*Aim*. Repeat each line word for word.

(Dataset records)
● ● ● ● ● ● ●
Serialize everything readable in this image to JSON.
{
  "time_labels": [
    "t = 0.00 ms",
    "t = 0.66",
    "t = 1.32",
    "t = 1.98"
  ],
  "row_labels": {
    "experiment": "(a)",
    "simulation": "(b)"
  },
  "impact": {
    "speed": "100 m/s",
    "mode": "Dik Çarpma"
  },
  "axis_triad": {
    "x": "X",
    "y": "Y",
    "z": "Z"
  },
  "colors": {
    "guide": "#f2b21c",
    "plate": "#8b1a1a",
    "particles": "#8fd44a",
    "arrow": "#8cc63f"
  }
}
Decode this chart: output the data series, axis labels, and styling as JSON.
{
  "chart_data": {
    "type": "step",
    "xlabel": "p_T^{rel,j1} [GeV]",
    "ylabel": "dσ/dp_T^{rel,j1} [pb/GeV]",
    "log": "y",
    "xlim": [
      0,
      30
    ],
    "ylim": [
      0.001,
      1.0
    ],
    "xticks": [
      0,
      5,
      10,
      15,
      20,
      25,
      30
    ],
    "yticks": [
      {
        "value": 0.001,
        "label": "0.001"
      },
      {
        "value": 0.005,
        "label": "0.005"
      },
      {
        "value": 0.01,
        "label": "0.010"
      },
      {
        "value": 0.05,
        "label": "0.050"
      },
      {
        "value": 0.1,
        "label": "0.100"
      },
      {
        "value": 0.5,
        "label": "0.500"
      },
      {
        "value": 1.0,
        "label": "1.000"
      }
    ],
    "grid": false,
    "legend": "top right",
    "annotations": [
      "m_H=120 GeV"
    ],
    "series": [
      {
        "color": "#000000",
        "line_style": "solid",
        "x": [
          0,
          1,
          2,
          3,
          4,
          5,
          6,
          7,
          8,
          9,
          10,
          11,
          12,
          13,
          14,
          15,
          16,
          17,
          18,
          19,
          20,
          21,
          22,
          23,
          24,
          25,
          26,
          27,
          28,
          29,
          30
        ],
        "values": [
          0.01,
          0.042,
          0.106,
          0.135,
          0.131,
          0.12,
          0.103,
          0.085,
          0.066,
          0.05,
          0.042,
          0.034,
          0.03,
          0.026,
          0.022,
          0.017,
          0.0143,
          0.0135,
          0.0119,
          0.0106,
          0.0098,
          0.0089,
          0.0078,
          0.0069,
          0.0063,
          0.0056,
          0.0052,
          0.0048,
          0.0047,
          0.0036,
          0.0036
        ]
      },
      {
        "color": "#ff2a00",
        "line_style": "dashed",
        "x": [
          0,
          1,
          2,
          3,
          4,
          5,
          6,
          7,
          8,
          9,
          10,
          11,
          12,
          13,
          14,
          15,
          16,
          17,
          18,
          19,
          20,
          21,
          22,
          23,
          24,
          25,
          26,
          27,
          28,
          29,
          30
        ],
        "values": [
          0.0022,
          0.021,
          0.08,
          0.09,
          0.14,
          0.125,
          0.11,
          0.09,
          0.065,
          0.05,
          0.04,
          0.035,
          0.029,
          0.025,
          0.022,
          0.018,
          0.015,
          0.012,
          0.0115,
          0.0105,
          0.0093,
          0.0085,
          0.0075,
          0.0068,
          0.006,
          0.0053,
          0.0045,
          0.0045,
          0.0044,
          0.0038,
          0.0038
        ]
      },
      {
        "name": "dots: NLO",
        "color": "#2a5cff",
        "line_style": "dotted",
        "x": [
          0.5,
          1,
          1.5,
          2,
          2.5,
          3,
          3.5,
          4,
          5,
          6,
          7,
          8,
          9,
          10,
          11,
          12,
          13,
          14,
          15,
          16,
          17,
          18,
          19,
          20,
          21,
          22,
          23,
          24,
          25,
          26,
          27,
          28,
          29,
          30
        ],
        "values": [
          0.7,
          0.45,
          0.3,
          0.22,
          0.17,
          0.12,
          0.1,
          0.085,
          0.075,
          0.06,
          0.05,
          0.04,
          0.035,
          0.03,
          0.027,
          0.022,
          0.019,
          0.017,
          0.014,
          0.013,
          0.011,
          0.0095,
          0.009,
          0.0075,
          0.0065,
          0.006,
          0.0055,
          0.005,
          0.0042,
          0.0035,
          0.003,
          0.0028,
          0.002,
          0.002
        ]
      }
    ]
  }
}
● ● ● ● ● ● ●
*Finished exercise*.
Serialize everything readable in this image to JSON.
{
  "time_labels": [
    "t = 0.00 ms",
    "t = 0.66",
    "t = 1.32",
    "t = 1.98"
  ],
  "row_labels": {
    "experiment": "(a)",
    "simulation": "(b)"
  },
  "impact": {
    "speed": "100 m/s",
    "mode": "Dik Çarpma"
  },
  "axis_triad": {
    "x": "X",
    "y": "Y",
    "z": "Z"
  },
  "colors": {
    "guide": "#f2b21c",
    "plate": "#8b1a1a",
    "particles": "#8fd44a",
    "arrow": "#8cc63f"
  }
}
Decode this chart: output the data series, axis labels, and styling as JSON.
{
  "chart_data": {
    "type": "step",
    "xlabel": "p_T^{rel,j1} [GeV]",
    "ylabel": "dσ/dp_T^{rel,j1} [pb/GeV]",
    "log": "y",
    "xlim": [
      0,
      30
    ],
    "ylim": [
      0.001,
      1.0
    ],
    "xticks": [
      0,
      5,
      10,
      15,
      20,
      25,
      30
    ],
    "yticks": [
      {
        "value": 0.001,
        "label": "0.001"
      },
      {
        "value": 0.005,
        "label": "0.005"
      },
      {
        "value": 0.01,
        "label": "0.010"
      },
      {
        "value": 0.05,
        "label": "0.050"
      },
      {
        "value": 0.1,
        "label": "0.100"
      },
      {
        "value": 0.5,
        "label": "0.500"
      },
      {
        "value": 1.0,
        "label": "1.000"
      }
    ],
    "grid": false,
    "legend": "top right",
    "annotations": [
      "m_H=120 GeV"
    ],
    "series": [
      {
        "color": "#000000",
        "line_style": "solid",
        "x": [
          0,
          1,
          2,
          3,
          4,
          5,
          6,
          7,
          8,
          9,
          10,
          11,
          12,
          13,
          14,
          15,
          16,
          17,
          18,
          19,
          20,
          21,
          22,
          23,
          24,
          25,
          26,
          27,
          28,
          29,
          30
        ],
        "values": [
          0.01,
          0.042,
          0.106,
          0.135,
          0.131,
          0.12,
          0.103,
          0.085,
          0.066,
          0.05,
          0.042,
          0.034,
          0.03,
          0.026,
          0.022,
          0.017,
          0.0143,
          0.0135,
          0.0119,
          0.0106,
          0.0098,
          0.0089,
          0.0078,
          0.0069,
          0.0063,
          0.0056,
          0.0052,
          0.0048,
          0.0047,
          0.0036,
          0.0036
        ]
      },
      {
        "color": "#ff2a00",
        "line_style": "dashed",
        "x": [
          0,
          1,
          2,
          3,
          4,
          5,
          6,
          7,
          8,
          9,
          10,
          11,
          12,
          13,
          14,
          15,
          16,
          17,
          18,
          19,
          20,
          21,
          22,
          23,
          24,
          25,
          26,
          27,
          28,
          29,
          30
        ],
        "values": [
          0.0022,
          0.021,
          0.08,
          0.09,
          0.14,
          0.125,
          0.11,
          0.09,
          0.065,
          0.05,
          0.04,
          0.035,
          0.029,
          0.025,
          0.022,
          0.018,
          0.015,
          0.012,
          0.0115,
          0.0105,
          0.0093,
          0.0085,
          0.0075,
          0.0068,
          0.006,
          0.0053,
          0.0045,
          0.0045,
          0.0044,
          0.0038,
          0.0038
        ]
      },
      {
        "name": "dots: NLO",
        "color": "#2a5cff",
        "line_style": "dotted",
        "x": [
          0.5,
          1,
          1.5,
          2,
          2.5,
          3,
          3.5,
          4,
          5,
          6,
          7,
          8,
          9,
          10,
          11,
          12,
          13,
          14,
          15,
          16,
          17,
          18,
          19,
          20,
          21,
          22,
          23,
          24,
          25,
          26,
          27,
          28,
          29,
          30
        ],
        "values": [
          0.7,
          0.45,
          0.3,
          0.22,
          0.17,
          0.12,
          0.1,
          0.085,
          0.075,
          0.06,
          0.05,
          0.04,
          0.035,
          0.03,
          0.027,
          0.022,
          0.019,
          0.017,
          0.014,
          0.013,
          0.011,
          0.0095,
          0.009,
          0.0075,
          0.0065,
          0.006,
          0.0055,
          0.005,
          0.0042,
          0.0035,
          0.003,
          0.0028,
          0.002,
          0.002
        ]
      }
    ]
  }
}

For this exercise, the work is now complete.